— BEGIN —

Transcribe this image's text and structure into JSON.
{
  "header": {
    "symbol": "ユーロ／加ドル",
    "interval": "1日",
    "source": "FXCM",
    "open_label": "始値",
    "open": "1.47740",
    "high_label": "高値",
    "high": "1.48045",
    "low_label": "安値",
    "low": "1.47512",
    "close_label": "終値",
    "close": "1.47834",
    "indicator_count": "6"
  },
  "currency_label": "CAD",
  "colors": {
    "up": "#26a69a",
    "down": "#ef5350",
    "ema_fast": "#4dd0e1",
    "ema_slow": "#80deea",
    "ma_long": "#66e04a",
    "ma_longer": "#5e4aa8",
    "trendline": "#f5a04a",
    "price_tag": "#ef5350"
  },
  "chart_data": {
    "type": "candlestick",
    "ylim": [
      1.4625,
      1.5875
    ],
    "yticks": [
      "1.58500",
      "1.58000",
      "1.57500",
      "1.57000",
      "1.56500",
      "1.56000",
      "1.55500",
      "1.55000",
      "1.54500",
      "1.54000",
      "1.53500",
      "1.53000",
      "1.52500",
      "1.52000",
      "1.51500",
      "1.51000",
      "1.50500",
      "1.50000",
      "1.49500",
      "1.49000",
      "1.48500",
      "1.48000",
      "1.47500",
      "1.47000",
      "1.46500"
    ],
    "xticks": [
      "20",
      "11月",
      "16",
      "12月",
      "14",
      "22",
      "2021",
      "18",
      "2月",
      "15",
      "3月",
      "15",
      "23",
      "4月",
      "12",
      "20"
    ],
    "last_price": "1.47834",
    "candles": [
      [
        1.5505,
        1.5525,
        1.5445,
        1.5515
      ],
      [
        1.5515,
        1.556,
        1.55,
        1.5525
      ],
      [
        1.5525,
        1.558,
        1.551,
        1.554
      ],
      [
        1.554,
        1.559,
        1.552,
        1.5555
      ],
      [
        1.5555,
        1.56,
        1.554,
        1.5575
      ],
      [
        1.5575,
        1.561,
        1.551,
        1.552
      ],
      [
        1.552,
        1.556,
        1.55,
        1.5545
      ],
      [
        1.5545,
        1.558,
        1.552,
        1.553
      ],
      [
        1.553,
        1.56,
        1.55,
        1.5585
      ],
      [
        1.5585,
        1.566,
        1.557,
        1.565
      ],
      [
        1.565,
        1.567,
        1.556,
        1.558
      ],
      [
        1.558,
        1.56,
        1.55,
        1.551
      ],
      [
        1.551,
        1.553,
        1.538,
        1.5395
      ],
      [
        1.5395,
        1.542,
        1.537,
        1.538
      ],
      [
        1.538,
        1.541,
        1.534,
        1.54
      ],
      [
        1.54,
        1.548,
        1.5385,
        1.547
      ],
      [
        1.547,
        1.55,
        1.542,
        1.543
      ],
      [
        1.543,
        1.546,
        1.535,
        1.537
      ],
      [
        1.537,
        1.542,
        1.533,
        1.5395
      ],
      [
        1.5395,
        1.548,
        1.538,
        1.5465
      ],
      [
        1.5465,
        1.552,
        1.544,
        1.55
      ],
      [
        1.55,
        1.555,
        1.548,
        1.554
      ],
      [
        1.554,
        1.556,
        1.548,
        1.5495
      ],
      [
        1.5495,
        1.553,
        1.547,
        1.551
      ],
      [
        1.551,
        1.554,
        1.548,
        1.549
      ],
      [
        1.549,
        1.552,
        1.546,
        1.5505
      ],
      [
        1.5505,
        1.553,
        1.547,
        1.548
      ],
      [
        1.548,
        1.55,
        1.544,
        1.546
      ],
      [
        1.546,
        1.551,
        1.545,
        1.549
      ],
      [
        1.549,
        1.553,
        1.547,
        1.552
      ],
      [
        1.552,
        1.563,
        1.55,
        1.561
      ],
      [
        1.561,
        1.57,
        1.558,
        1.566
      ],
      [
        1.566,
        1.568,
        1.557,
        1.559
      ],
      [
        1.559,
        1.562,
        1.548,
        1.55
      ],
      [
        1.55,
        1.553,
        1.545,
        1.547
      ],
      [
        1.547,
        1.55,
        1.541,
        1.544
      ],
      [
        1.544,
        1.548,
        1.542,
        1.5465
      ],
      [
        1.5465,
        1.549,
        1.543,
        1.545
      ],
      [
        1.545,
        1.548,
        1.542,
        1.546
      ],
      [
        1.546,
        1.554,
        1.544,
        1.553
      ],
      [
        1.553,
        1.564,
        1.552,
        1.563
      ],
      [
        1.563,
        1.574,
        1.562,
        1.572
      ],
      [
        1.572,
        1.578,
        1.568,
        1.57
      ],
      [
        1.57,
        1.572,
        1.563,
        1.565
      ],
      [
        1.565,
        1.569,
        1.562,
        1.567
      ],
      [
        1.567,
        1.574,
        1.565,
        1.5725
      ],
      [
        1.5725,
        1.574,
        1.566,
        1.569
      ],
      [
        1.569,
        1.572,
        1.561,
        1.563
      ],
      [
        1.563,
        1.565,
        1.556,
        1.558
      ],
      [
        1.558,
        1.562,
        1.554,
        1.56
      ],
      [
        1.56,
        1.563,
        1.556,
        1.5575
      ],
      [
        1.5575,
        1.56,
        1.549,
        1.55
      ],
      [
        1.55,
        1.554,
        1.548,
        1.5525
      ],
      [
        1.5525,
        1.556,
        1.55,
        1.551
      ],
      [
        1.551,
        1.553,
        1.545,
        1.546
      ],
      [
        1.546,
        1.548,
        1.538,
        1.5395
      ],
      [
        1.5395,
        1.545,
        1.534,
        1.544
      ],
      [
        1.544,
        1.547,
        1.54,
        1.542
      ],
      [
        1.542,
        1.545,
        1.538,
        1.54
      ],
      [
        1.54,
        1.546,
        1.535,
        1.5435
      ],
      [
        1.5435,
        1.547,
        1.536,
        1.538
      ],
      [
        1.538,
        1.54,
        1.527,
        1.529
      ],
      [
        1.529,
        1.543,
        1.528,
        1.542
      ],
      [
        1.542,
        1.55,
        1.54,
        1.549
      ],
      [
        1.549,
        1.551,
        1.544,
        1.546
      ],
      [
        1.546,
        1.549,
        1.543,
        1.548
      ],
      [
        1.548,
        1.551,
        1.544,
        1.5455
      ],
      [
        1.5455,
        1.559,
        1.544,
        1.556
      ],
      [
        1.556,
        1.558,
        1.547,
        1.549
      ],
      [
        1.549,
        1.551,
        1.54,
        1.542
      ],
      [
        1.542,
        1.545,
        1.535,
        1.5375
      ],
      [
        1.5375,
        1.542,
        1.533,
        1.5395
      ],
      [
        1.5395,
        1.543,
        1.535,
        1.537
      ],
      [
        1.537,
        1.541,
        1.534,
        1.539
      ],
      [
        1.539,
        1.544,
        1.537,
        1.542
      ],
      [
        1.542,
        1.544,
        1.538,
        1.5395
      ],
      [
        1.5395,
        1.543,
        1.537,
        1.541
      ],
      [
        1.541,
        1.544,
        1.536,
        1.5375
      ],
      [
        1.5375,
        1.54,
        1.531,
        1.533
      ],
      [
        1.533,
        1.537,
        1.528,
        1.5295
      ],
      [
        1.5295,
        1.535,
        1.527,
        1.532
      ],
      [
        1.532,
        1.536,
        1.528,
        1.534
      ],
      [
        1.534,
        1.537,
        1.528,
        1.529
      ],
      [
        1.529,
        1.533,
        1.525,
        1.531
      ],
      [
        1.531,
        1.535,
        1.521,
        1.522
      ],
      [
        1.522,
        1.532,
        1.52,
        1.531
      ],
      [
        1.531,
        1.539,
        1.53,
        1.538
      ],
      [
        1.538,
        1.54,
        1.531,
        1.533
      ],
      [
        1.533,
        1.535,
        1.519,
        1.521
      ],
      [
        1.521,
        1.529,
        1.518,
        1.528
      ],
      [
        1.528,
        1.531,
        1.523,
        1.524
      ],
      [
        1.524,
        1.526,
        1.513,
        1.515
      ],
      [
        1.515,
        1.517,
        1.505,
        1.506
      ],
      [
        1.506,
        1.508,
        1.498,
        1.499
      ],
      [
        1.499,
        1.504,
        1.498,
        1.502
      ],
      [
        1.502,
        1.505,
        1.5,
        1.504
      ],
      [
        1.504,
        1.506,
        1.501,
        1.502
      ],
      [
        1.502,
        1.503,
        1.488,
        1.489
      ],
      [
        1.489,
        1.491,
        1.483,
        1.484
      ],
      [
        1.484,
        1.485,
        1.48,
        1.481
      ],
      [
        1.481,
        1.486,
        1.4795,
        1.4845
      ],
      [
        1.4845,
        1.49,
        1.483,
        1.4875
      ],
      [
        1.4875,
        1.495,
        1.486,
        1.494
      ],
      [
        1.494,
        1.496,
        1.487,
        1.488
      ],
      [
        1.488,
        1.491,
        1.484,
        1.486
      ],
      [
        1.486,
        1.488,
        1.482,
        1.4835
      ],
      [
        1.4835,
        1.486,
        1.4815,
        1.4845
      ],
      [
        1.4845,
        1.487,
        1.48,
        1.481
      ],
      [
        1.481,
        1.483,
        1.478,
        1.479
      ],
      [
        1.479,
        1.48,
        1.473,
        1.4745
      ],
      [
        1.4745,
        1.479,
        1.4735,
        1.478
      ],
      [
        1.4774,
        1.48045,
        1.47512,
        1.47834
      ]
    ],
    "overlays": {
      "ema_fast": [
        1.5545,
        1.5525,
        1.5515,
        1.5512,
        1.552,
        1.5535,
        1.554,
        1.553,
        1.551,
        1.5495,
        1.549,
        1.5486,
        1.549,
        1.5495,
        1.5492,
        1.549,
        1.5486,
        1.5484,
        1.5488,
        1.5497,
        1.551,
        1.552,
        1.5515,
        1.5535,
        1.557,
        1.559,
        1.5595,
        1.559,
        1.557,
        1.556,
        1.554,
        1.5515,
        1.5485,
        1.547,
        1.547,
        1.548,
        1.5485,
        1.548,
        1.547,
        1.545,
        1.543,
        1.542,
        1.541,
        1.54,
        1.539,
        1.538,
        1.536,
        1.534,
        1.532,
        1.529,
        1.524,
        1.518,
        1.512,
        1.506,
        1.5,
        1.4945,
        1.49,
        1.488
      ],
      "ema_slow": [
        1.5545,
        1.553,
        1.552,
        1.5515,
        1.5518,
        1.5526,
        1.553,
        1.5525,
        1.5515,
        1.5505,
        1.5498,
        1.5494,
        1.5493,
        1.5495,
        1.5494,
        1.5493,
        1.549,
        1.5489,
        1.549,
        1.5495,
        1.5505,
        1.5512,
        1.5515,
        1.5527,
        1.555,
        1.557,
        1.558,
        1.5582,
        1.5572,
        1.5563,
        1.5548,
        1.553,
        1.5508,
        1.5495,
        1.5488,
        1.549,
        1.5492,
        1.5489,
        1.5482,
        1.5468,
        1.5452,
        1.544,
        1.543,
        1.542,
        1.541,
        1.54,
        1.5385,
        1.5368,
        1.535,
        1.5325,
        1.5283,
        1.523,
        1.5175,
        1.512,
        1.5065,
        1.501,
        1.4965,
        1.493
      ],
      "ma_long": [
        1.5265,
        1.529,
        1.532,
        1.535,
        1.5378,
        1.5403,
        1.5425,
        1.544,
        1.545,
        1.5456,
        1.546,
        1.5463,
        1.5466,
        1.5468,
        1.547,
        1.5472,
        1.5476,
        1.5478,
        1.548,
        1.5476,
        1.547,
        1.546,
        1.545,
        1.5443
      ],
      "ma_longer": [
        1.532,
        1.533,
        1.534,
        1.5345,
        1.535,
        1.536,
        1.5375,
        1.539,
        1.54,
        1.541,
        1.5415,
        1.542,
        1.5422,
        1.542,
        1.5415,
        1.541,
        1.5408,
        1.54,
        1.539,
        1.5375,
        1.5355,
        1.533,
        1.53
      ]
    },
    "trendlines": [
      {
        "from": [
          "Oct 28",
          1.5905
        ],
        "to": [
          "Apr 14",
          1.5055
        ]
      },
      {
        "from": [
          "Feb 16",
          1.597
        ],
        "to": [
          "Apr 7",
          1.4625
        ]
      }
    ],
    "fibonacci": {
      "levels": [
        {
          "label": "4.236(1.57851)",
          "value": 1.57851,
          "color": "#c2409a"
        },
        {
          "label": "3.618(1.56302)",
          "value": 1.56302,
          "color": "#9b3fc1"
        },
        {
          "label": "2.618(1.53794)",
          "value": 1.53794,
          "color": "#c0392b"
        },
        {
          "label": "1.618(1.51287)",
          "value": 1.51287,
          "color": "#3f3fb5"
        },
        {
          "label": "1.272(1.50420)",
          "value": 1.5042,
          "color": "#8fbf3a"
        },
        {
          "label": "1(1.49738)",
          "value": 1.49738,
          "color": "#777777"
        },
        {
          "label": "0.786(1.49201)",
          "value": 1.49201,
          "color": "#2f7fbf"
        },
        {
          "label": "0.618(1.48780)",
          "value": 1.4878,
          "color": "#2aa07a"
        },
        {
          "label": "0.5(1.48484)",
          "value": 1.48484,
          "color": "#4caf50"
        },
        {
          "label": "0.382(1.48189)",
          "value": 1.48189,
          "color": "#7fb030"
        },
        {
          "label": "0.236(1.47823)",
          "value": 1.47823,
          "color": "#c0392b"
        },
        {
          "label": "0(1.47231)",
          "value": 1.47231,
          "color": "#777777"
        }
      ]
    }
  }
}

— END —

### WHAT TO WORK ON
From the data, pick out every line that includes "value".

### OUTPUT BELOW
          "value": 1.57851,
          "value": 1.56302,
          "value": 1.53794,
          "value": 1.51287,
          "value": 1.5042,
          "value": 1.49738,
          "value": 1.49201,
          "value": 1.4878,
          "value": 1.48484,
          "value": 1.48189,
          "value": 1.47823,
          "value": 1.47231,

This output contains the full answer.